§ **STATED EXERCISE**: Swap "series-line" for "plot-line" in the entries from the first line up to and including the line with "x-tick-label: 16000 xyxy=(180,434,218,448)", then write those lines out again with nothing else changed.

§ **DATA IN THIS EXERCISE**:
• • • • • • •
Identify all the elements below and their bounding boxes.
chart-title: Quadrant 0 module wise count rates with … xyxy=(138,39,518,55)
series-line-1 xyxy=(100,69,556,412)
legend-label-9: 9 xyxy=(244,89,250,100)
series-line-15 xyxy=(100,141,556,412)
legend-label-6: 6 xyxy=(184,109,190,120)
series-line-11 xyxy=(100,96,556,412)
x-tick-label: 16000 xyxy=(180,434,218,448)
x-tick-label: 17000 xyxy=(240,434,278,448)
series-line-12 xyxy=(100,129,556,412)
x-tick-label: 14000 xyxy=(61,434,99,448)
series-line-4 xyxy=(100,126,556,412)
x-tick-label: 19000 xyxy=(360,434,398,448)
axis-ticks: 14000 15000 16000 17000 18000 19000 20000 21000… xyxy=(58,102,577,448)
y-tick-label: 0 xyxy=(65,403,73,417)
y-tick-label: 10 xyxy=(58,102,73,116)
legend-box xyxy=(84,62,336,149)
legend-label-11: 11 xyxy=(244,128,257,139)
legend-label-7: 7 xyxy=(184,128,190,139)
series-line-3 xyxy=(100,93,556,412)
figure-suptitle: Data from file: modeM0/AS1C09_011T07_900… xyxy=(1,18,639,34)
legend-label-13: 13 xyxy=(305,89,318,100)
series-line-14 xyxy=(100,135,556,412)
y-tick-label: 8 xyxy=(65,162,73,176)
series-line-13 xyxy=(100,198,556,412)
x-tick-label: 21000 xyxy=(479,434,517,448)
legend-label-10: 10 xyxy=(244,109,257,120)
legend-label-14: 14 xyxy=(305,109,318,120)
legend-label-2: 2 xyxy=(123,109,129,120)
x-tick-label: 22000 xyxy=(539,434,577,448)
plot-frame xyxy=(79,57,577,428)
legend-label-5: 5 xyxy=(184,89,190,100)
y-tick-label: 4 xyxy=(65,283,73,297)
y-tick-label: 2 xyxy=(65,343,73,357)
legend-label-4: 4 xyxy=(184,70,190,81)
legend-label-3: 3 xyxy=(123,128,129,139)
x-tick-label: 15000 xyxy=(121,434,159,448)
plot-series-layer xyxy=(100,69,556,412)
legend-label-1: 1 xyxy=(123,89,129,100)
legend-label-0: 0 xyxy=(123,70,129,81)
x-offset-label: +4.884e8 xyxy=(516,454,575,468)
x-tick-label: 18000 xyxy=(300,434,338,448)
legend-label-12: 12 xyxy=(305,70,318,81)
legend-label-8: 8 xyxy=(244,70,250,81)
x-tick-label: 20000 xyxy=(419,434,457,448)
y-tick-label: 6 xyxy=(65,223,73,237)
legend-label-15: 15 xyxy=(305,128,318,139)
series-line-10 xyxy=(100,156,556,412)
• • • • • • •
§ **ANSWER**:
Identify all the elements below and their bounding boxes.
chart-title: Quadrant 0 module wise count rates with … xyxy=(138,39,518,55)
plot-line-1 xyxy=(100,69,556,412)
legend-label-9: 9 xyxy=(244,89,250,100)
plot-line-15 xyxy=(100,141,556,412)
legend-label-6: 6 xyxy=(184,109,190,120)
plot-line-11 xyxy=(100,96,556,412)
x-tick-label: 16000 xyxy=(180,434,218,448)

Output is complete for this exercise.